(REQUIREMENTS): Copy the data precisely, character for character, and leave out every picture.

BEGIN DATASET EXCERPTS

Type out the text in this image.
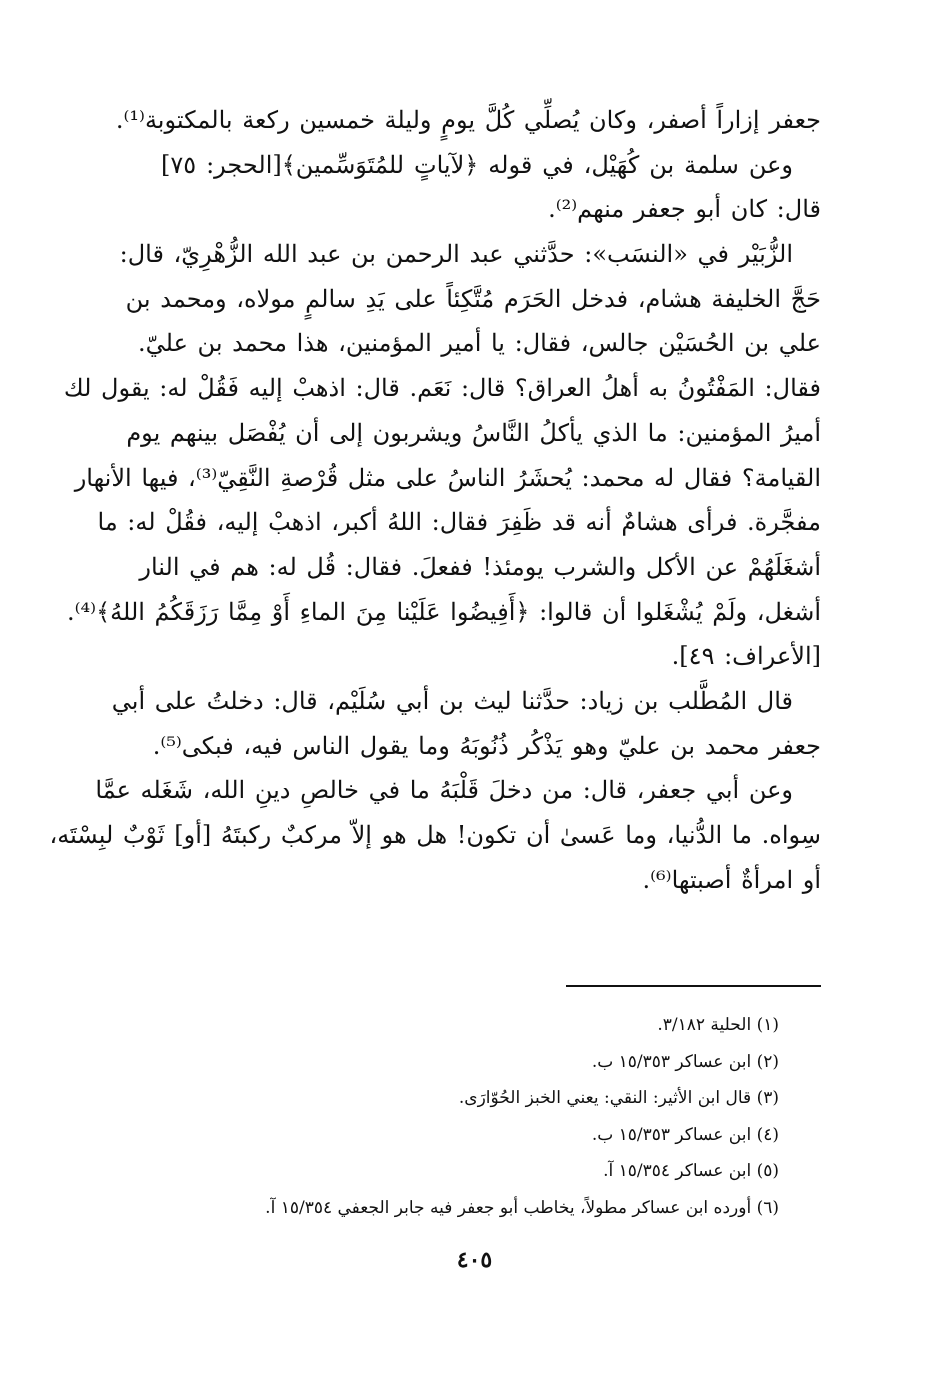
جعفر إزاراً أصفر، وكان يُصلِّي كُلَّ يومٍ وليلة خمسين ركعة بالمكتوبة⁽¹⁾.
وعن سلمة بن كُهَيْل، في قوله ﴿لآياتٍ للمُتَوَسِّمين﴾[الحجر: ٧٥]
قال: كان أبو جعفر منهم⁽²⁾.
الزُّبَيْر في «النسَب»: حدَّثني عبد الرحمن بن عبد الله الزُّهْرِيّ، قال:
حَجَّ الخليفة هشام، فدخل الحَرَم مُتَّكِئاً على يَدِ سالمٍ مولاه، ومحمد بن
علي بن الحُسَيْن جالس، فقال: يا أمير المؤمنين، هذا محمد بن عليّ.
فقال: المَفْتُونُ به أهلُ العراق؟ قال: نَعَم. قال: اذهبْ إليه فَقُلْ له: يقول لك
أميرُ المؤمنين: ما الذي يأكلُ النَّاسُ ويشربون إلى أن يُفْصَل بينهم يوم
القيامة؟ فقال له محمد: يُحشَرُ الناسُ على مثل قُرْصةِ النَّقِيّ⁽³⁾، فيها الأنهار
مفجَّرة. فرأى هشامٌ أنه قد ظَفِرَ فقال: اللهُ أكبر، اذهبْ إليه، فقُلْ له: ما
أشغَلَهُمْ عن الأكل والشرب يومئذ! ففعلَ. فقال: قُل له: هم في النار
أشغل، ولَمْ يُشْغَلوا أن قالوا: ﴿أَفِيضُوا عَلَيْنا مِنَ الماءِ أَوْ مِمَّا رَزَقَكُمُ اللهُ﴾⁽⁴⁾.
[الأعراف: ٤٩].
قال المُطَّلب بن زياد: حدَّثنا ليث بن أبي سُلَيْم، قال: دخلتُ على أبي
جعفر محمد بن عليّ وهو يَذْكُر ذُنُوبَهُ وما يقول الناس فيه، فبكى⁽⁵⁾.
وعن أبي جعفر، قال: من دخلَ قَلْبَهُ ما في خالصِ دينِ الله، شَغَله عمَّا
سِواه. ما الدُّنيا، وما عَسىٰ أن تكون! هل هو إلاّ مركبٌ ركبتَهُ [أو] ثَوْبٌ لبِسْتَه،
أو امرأةٌ أصبتها⁽⁶⁾.
(١) الحلية ٣/١٨٢.
(٢) ابن عساكر ١٥/٣٥٣ ب.
(٣) قال ابن الأثير: النقي: يعني الخبز الحُوّارَى.
(٤) ابن عساكر ١٥/٣٥٣ ب.
(٥) ابن عساكر ١٥/٣٥٤ آ.
(٦) أورده ابن عساكر مطولاً، يخاطب أبو جعفر فيه جابر الجعفي ١٥/٣٥٤ آ.
٤٠٥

END DATASET EXCERPTS

(FINISHED EXERCISE):
Type out the text in this image.
جعفر إزاراً أصفر، وكان يُصلِّي كُلَّ يومٍ وليلة خمسين ركعة بالمكتوبة⁽¹⁾.
وعن سلمة بن كُهَيْل، في قوله ﴿لآياتٍ للمُتَوَسِّمين﴾[الحجر: ٧٥]
قال: كان أبو جعفر منهم⁽²⁾.
الزُّبَيْر في «النسَب»: حدَّثني عبد الرحمن بن عبد الله الزُّهْرِيّ، قال:
حَجَّ الخليفة هشام، فدخل الحَرَم مُتَّكِئاً على يَدِ سالمٍ مولاه، ومحمد بن
علي بن الحُسَيْن جالس، فقال: يا أمير المؤمنين، هذا محمد بن عليّ.
فقال: المَفْتُونُ به أهلُ العراق؟ قال: نَعَم. قال: اذهبْ إليه فَقُلْ له: يقول لك
أميرُ المؤمنين: ما الذي يأكلُ النَّاسُ ويشربون إلى أن يُفْصَل بينهم يوم
القيامة؟ فقال له محمد: يُحشَرُ الناسُ على مثل قُرْصةِ النَّقِيّ⁽³⁾، فيها الأنهار
مفجَّرة. فرأى هشامٌ أنه قد ظَفِرَ فقال: اللهُ أكبر، اذهبْ إليه، فقُلْ له: ما
أشغَلَهُمْ عن الأكل والشرب يومئذ! ففعلَ. فقال: قُل له: هم في النار
أشغل، ولَمْ يُشْغَلوا أن قالوا: ﴿أَفِيضُوا عَلَيْنا مِنَ الماءِ أَوْ مِمَّا رَزَقَكُمُ اللهُ﴾⁽⁴⁾.
[الأعراف: ٤٩].
قال المُطَّلب بن زياد: حدَّثنا ليث بن أبي سُلَيْم، قال: دخلتُ على أبي
جعفر محمد بن عليّ وهو يَذْكُر ذُنُوبَهُ وما يقول الناس فيه، فبكى⁽⁵⁾.
وعن أبي جعفر، قال: من دخلَ قَلْبَهُ ما في خالصِ دينِ الله، شَغَله عمَّا
سِواه. ما الدُّنيا، وما عَسىٰ أن تكون! هل هو إلاّ مركبٌ ركبتَهُ [أو] ثَوْبٌ لبِسْتَه،
أو امرأةٌ أصبتها⁽⁶⁾.
(١) الحلية ٣/١٨٢.
(٢) ابن عساكر ١٥/٣٥٣ ب.
(٣) قال ابن الأثير: النقي: يعني الخبز الحُوّارَى.
(٤) ابن عساكر ١٥/٣٥٣ ب.
(٥) ابن عساكر ١٥/٣٥٤ آ.
(٦) أورده ابن عساكر مطولاً، يخاطب أبو جعفر فيه جابر الجعفي ١٥/٣٥٤ آ.
٤٠٥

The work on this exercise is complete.